_Data for this exercise_
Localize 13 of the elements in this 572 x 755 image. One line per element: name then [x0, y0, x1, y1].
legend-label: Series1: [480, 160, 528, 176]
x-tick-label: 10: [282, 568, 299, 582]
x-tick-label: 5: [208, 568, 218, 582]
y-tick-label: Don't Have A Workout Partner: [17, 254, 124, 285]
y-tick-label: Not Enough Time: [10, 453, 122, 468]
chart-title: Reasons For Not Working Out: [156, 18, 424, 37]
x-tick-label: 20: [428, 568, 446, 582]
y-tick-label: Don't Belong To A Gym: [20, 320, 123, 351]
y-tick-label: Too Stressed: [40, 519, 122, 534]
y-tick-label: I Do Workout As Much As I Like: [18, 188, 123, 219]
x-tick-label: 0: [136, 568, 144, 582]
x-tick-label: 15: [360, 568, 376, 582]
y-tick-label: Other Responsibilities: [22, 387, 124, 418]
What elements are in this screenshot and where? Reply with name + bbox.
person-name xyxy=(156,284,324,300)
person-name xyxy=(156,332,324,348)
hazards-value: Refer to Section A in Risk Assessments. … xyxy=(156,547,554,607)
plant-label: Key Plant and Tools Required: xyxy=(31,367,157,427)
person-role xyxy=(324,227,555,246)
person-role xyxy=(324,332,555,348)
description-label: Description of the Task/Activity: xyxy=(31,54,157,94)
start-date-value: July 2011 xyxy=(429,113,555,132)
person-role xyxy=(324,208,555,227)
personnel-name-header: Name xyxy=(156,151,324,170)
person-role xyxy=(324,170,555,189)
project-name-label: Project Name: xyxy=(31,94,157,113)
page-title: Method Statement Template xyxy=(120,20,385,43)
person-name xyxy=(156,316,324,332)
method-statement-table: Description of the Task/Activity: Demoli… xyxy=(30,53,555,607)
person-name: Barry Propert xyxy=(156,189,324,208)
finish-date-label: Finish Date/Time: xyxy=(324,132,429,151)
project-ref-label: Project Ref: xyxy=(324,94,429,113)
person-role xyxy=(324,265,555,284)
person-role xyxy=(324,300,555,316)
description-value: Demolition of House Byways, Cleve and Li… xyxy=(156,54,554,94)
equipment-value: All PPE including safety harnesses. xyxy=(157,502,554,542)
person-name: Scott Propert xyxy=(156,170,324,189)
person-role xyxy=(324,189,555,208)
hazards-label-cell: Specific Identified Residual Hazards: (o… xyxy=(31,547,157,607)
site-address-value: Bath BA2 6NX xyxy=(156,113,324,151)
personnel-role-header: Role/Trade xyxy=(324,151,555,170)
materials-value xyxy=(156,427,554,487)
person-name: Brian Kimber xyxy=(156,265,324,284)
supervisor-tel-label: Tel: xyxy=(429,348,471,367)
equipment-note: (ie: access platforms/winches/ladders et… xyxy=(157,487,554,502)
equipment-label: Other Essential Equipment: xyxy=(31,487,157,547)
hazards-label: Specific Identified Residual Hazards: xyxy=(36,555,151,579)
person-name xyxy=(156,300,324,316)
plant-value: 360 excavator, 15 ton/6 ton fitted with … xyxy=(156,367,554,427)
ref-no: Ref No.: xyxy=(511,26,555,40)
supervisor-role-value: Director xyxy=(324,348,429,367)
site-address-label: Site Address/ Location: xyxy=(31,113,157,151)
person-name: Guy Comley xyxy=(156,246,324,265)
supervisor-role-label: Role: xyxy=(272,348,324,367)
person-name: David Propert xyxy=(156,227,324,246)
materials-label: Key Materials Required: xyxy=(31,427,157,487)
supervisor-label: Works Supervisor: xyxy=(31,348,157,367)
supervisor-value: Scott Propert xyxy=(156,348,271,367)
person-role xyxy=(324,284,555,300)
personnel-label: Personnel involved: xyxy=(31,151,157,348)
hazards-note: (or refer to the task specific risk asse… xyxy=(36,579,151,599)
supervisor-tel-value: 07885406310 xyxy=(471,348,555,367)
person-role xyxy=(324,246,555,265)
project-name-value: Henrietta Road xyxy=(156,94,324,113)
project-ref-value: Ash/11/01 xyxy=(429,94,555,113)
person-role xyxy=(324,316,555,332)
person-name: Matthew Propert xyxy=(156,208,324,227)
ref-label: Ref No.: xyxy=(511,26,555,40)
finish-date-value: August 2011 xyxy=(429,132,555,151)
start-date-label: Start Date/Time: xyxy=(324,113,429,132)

_Stated task_
Copy out every line of the material above, from its first line to its last, changing no character and adding nothing.

_Exercise solution_
Localize 13 of the elements in this 572 x 755 image. One line per element: name then [x0, y0, x1, y1].
legend-label: Series1: [480, 160, 528, 176]
x-tick-label: 10: [282, 568, 299, 582]
x-tick-label: 5: [208, 568, 218, 582]
y-tick-label: Don't Have A Workout Partner: [17, 254, 124, 285]
y-tick-label: Not Enough Time: [10, 453, 122, 468]
chart-title: Reasons For Not Working Out: [156, 18, 424, 37]
x-tick-label: 20: [428, 568, 446, 582]
y-tick-label: Don't Belong To A Gym: [20, 320, 123, 351]
y-tick-label: Too Stressed: [40, 519, 122, 534]
y-tick-label: I Do Workout As Much As I Like: [18, 188, 123, 219]
x-tick-label: 0: [136, 568, 144, 582]
x-tick-label: 15: [360, 568, 376, 582]
y-tick-label: Other Responsibilities: [22, 387, 124, 418]
What elements are in this screenshot and where? Reply with name + bbox.
person-name xyxy=(156,284,324,300)
person-name xyxy=(156,332,324,348)
hazards-value: Refer to Section A in Risk Assessments. … xyxy=(156,547,554,607)
plant-label: Key Plant and Tools Required: xyxy=(31,367,157,427)
person-role xyxy=(324,227,555,246)
person-role xyxy=(324,332,555,348)
description-label: Description of the Task/Activity: xyxy=(31,54,157,94)
start-date-value: July 2011 xyxy=(429,113,555,132)
person-role xyxy=(324,208,555,227)
personnel-name-header: Name xyxy=(156,151,324,170)
person-role xyxy=(324,170,555,189)
project-name-label: Project Name: xyxy=(31,94,157,113)
page-title: Method Statement Template xyxy=(120,20,385,43)
person-name xyxy=(156,316,324,332)
method-statement-table: Description of the Task/Activity: Demoli… xyxy=(30,53,555,607)
person-name: Barry Propert xyxy=(156,189,324,208)
finish-date-label: Finish Date/Time: xyxy=(324,132,429,151)
project-ref-label: Project Ref: xyxy=(324,94,429,113)
person-role xyxy=(324,265,555,284)
person-role xyxy=(324,300,555,316)
description-value: Demolition of House Byways, Cleve and Li… xyxy=(156,54,554,94)
equipment-value: All PPE including safety harnesses. xyxy=(157,502,554,542)
person-name: Scott Propert xyxy=(156,170,324,189)
person-role xyxy=(324,189,555,208)
hazards-label-cell: Specific Identified Residual Hazards: (o… xyxy=(31,547,157,607)
site-address-value: Bath BA2 6NX xyxy=(156,113,324,151)
personnel-role-header: Role/Trade xyxy=(324,151,555,170)
materials-value xyxy=(156,427,554,487)
person-name: Brian Kimber xyxy=(156,265,324,284)
supervisor-tel-label: Tel: xyxy=(429,348,471,367)
equipment-note: (ie: access platforms/winches/ladders et… xyxy=(157,487,554,502)
equipment-label: Other Essential Equipment: xyxy=(31,487,157,547)
hazards-label: Specific Identified Residual Hazards: xyxy=(36,555,151,579)
person-name xyxy=(156,300,324,316)
plant-value: 360 excavator, 15 ton/6 ton fitted with … xyxy=(156,367,554,427)
ref-no: Ref No.: xyxy=(511,26,555,40)
supervisor-role-value: Director xyxy=(324,348,429,367)
site-address-label: Site Address/ Location: xyxy=(31,113,157,151)
person-name: Guy Comley xyxy=(156,246,324,265)
supervisor-role-label: Role: xyxy=(272,348,324,367)
person-name: David Propert xyxy=(156,227,324,246)
materials-label: Key Materials Required: xyxy=(31,427,157,487)
supervisor-label: Works Supervisor: xyxy=(31,348,157,367)
supervisor-value: Scott Propert xyxy=(156,348,271,367)
person-role xyxy=(324,284,555,300)
personnel-label: Personnel involved: xyxy=(31,151,157,348)
hazards-note: (or refer to the task specific risk asse… xyxy=(36,579,151,599)
supervisor-tel-value: 07885406310 xyxy=(471,348,555,367)
person-role xyxy=(324,246,555,265)
project-name-value: Henrietta Road xyxy=(156,94,324,113)
project-ref-value: Ash/11/01 xyxy=(429,94,555,113)
person-role xyxy=(324,316,555,332)
person-name: Matthew Propert xyxy=(156,208,324,227)
ref-label: Ref No.: xyxy=(511,26,555,40)
finish-date-value: August 2011 xyxy=(429,132,555,151)
start-date-label: Start Date/Time: xyxy=(324,113,429,132)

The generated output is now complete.